* _Records for the task_:
----------------

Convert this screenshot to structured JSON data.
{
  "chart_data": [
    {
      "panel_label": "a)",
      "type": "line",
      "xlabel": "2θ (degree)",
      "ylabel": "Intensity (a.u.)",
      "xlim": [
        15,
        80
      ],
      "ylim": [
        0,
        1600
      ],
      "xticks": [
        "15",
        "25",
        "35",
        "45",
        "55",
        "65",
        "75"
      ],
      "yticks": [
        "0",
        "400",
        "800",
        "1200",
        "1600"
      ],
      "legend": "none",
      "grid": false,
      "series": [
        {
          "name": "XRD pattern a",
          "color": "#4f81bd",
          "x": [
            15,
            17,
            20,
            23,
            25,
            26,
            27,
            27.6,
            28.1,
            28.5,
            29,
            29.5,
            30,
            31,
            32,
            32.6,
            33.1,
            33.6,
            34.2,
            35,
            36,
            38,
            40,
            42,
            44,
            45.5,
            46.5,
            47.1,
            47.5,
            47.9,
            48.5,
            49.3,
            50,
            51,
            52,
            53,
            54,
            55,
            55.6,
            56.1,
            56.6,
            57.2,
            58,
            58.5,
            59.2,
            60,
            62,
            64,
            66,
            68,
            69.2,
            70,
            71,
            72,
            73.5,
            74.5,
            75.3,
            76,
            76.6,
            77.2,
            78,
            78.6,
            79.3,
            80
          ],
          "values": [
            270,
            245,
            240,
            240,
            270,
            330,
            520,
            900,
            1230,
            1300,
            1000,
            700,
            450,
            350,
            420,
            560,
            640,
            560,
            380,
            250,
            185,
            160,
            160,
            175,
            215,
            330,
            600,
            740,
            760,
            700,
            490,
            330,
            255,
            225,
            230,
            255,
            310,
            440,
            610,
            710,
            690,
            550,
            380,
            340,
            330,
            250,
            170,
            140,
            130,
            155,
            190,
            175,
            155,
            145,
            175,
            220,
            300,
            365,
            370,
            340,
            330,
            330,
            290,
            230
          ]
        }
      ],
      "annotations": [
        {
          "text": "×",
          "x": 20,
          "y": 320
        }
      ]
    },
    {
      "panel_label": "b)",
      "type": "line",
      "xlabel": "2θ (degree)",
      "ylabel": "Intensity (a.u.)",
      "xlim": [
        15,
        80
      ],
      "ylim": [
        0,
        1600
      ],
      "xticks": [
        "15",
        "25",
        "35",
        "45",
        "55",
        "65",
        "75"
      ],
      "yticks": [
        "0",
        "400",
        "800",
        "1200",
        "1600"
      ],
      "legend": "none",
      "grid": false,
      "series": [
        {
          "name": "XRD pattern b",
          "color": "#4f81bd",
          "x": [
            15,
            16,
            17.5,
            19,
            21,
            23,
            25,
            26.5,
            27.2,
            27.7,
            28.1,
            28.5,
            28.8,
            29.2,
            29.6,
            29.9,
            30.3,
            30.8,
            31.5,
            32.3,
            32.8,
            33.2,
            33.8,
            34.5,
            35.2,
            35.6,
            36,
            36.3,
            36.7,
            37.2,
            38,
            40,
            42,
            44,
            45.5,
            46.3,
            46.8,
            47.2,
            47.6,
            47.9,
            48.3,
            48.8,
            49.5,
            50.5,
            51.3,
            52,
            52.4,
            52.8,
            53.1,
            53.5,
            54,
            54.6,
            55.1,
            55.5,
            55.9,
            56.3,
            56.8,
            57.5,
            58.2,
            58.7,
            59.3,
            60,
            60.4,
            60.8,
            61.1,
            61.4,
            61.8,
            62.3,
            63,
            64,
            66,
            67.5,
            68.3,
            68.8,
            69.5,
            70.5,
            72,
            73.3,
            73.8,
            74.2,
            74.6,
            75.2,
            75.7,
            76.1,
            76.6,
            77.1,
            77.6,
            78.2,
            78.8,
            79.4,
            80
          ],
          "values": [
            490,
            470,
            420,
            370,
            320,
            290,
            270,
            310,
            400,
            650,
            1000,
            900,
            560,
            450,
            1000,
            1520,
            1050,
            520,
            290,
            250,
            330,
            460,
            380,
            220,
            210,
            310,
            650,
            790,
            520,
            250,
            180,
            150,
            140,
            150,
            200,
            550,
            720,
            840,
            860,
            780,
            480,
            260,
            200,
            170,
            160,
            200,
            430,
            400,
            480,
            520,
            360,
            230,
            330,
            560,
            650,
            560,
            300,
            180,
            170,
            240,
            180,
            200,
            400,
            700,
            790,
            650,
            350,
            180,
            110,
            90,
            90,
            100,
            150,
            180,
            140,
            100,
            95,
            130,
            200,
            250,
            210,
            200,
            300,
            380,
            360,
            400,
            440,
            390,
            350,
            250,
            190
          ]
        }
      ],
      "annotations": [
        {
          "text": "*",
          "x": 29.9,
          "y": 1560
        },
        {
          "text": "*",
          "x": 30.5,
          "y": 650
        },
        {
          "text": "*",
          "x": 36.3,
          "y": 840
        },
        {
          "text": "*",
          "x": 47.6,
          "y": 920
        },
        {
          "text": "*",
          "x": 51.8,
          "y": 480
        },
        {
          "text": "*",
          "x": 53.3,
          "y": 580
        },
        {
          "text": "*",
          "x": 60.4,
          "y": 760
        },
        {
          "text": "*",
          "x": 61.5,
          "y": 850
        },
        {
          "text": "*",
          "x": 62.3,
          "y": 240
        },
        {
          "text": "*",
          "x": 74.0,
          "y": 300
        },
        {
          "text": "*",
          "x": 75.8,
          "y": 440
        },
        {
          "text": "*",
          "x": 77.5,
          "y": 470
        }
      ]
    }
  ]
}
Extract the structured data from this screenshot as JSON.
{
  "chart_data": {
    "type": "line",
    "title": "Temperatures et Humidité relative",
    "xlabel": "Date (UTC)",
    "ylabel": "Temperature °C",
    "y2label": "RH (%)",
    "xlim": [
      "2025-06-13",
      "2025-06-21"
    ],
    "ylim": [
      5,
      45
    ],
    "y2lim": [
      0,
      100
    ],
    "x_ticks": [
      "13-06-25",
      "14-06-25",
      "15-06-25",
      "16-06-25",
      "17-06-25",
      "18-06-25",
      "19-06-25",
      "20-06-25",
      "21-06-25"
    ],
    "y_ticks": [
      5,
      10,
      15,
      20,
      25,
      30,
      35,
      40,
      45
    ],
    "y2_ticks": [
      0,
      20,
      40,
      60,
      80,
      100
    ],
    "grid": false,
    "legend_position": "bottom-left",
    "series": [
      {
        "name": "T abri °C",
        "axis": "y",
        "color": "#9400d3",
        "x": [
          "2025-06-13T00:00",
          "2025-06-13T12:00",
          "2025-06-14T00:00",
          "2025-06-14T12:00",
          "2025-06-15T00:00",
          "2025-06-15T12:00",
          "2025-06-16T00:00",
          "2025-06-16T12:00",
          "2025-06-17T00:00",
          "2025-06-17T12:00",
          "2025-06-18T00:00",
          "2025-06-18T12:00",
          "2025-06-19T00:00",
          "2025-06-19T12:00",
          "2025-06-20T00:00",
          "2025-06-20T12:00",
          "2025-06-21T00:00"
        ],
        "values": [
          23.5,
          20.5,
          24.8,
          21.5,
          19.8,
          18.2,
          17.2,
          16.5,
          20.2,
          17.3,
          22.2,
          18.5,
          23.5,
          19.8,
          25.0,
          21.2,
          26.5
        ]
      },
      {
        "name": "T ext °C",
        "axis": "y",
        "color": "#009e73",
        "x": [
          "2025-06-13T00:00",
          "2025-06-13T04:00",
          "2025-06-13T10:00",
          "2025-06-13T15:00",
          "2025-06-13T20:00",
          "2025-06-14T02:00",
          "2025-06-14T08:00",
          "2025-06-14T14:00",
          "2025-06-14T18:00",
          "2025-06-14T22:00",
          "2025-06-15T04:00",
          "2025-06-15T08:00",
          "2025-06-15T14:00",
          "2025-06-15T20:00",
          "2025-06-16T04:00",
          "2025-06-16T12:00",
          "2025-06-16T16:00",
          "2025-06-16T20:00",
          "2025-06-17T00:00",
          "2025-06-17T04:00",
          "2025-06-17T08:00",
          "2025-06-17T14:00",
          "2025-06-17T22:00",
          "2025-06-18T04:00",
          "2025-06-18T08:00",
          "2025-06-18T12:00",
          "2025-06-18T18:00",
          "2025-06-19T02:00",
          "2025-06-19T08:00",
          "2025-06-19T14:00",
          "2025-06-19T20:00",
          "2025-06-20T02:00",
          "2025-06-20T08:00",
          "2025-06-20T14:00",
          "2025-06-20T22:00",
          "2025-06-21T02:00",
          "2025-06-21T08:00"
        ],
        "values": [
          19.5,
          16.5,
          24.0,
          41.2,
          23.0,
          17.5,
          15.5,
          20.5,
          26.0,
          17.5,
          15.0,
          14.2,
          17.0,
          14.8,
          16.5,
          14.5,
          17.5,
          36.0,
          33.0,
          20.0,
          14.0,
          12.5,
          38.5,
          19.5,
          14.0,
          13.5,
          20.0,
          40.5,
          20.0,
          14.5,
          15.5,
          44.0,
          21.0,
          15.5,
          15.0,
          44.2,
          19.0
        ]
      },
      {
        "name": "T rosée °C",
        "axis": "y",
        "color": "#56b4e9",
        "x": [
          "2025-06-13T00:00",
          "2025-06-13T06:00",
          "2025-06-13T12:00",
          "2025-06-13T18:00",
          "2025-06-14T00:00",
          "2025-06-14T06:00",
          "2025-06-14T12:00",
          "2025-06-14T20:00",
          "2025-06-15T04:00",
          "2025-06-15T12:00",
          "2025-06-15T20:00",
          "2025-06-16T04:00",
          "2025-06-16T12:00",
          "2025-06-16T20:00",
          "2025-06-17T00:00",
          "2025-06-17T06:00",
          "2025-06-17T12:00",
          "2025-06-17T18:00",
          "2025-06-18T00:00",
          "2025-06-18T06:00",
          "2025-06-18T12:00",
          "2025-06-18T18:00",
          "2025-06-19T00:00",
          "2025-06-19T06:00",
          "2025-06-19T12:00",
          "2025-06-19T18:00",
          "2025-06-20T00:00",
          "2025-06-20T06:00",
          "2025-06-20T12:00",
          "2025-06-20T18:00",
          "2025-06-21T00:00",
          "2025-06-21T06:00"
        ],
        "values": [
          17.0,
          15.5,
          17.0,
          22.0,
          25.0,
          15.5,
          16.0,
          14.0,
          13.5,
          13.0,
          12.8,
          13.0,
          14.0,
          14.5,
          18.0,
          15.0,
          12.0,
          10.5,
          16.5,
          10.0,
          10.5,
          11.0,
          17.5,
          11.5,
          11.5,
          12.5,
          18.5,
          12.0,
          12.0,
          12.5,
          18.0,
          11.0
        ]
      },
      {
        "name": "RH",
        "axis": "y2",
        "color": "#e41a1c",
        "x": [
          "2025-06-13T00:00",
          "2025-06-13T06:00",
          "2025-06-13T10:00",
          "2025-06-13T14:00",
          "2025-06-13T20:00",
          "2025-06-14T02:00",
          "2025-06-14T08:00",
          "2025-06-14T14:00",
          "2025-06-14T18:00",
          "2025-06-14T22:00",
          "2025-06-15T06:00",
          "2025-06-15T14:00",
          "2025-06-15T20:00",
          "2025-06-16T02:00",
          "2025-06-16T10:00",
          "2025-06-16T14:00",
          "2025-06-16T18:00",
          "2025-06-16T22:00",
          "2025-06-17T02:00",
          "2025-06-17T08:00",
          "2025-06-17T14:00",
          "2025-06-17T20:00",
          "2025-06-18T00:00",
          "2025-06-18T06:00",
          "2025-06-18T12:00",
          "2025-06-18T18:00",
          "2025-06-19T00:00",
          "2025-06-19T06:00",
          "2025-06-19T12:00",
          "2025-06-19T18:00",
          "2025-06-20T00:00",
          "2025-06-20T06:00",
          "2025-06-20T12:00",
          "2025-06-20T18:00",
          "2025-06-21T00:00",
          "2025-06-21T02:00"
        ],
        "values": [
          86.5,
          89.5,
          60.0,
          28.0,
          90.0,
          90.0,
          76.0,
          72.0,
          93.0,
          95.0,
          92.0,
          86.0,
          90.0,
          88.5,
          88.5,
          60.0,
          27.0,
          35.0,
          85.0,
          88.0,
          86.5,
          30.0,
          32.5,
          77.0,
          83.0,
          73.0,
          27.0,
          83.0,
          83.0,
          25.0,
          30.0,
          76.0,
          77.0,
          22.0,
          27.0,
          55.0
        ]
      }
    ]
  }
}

----------------

* _Task goal_:
From the data, pick out every line that includes "this".

* _In response_:
Convert this screenshot to structured JSON data.
Extract the structured data from this screenshot as JSON.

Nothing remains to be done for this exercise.